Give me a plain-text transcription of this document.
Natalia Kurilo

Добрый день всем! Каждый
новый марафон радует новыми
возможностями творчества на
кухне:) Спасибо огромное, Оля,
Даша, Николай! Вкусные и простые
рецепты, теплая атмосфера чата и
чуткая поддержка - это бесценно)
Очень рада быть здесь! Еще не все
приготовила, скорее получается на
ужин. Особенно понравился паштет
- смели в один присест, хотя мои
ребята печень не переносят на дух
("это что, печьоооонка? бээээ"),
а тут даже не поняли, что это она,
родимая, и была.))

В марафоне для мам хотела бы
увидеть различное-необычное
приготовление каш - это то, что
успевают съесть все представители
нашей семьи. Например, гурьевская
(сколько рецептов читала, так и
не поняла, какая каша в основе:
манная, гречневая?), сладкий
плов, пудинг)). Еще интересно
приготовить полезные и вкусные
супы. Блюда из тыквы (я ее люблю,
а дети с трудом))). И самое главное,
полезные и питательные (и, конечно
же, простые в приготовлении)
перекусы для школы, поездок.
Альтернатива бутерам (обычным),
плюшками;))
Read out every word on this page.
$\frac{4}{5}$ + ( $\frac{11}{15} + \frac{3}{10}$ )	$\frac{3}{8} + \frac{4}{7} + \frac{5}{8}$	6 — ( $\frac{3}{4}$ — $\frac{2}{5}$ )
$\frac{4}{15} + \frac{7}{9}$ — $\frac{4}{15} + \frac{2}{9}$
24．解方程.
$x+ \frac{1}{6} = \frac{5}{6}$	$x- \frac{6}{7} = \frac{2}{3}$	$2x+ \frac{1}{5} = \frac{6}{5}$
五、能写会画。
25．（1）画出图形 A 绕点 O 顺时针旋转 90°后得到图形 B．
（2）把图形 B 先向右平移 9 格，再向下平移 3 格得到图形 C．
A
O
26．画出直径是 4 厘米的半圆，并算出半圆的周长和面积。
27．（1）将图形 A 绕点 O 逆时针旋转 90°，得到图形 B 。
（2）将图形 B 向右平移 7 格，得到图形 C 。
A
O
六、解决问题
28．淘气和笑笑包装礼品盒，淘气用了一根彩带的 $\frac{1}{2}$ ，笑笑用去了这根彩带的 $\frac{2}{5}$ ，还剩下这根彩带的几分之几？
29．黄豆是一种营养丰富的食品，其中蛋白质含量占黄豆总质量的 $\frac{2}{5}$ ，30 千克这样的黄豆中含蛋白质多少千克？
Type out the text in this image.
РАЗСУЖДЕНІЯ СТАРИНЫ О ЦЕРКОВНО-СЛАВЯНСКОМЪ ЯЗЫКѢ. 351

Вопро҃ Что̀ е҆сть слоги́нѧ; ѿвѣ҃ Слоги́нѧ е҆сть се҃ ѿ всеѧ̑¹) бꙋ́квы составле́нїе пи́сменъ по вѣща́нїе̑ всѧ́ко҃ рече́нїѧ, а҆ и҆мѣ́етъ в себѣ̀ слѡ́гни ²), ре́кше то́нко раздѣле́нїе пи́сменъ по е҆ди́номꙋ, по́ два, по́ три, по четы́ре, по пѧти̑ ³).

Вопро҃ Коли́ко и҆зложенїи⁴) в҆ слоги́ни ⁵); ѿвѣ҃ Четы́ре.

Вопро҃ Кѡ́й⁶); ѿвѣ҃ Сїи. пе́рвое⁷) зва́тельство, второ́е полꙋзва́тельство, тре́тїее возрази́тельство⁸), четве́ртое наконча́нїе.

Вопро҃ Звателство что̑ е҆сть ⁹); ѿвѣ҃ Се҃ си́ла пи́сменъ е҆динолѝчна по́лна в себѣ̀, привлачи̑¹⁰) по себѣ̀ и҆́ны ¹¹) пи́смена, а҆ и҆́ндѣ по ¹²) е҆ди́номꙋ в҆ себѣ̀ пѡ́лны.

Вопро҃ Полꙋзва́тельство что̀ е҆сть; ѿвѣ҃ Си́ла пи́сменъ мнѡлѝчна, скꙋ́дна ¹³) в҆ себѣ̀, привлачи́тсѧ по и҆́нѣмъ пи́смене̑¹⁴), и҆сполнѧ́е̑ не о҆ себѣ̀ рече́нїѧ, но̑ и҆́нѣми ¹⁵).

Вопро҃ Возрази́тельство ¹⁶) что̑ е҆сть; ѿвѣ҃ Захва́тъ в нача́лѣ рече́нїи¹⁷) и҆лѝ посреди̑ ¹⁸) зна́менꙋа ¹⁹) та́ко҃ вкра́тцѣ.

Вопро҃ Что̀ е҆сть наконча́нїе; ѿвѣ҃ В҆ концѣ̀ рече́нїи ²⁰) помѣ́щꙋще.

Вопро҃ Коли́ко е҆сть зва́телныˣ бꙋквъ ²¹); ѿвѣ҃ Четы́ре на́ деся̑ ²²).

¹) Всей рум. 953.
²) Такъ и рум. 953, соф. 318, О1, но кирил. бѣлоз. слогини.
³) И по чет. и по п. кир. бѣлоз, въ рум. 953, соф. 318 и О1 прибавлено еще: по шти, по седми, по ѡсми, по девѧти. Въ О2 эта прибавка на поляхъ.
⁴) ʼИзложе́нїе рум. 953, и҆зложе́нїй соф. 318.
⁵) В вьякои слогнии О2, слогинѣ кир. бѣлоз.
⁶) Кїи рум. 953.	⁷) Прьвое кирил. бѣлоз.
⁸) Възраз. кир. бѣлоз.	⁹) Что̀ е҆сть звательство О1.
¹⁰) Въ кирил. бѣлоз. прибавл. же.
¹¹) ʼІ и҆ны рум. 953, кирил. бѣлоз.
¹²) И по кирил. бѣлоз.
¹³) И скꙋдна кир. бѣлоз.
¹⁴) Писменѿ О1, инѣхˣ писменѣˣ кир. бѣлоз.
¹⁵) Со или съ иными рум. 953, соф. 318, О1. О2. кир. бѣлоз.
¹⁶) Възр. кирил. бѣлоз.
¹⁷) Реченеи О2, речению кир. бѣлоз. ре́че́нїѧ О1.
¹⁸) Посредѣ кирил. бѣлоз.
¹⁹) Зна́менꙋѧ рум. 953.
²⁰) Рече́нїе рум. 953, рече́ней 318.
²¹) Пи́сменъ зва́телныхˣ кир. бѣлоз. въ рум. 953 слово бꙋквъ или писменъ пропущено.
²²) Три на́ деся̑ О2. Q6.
************
Problem description ▸
Copy out each line of the data where the string "простые" appears.

Result ▸
Даша, Николай! Вкусные и простые
же, простые в приготовлении)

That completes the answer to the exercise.